ENTRIES SUPPLIED:
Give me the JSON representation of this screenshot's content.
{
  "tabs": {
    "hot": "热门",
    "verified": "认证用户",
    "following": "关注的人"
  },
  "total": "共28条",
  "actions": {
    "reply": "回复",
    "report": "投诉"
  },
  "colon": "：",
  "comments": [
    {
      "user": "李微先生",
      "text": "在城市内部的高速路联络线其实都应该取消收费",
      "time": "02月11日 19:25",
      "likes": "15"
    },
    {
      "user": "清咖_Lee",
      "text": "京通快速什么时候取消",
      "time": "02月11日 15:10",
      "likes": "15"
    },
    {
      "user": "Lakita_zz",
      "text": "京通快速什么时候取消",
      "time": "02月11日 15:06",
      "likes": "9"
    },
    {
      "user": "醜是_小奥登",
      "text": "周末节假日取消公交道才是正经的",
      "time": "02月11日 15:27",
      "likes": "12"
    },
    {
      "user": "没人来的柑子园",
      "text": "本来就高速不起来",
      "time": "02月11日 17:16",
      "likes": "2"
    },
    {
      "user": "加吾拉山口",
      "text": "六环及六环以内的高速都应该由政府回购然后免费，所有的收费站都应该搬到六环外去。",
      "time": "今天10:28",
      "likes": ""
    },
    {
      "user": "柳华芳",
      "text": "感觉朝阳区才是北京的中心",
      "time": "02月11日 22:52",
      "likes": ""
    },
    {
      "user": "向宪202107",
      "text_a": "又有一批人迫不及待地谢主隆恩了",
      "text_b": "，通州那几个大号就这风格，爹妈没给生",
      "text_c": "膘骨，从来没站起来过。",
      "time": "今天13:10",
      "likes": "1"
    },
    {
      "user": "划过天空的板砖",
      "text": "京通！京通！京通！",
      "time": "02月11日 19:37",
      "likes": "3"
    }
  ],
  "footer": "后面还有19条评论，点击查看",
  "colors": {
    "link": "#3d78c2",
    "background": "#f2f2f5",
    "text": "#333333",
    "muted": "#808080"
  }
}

WORK TO COMPLETE: Take every line above carrying "user" and return it.

RESULT:
      "user": "李微先生",
      "user": "清咖_Lee",
      "user": "Lakita_zz",
      "user": "醜是_小奥登",
      "user": "没人来的柑子园",
      "user": "加吾拉山口",
      "user": "柳华芳",
      "user": "向宪202107",
      "user": "划过天空的板砖",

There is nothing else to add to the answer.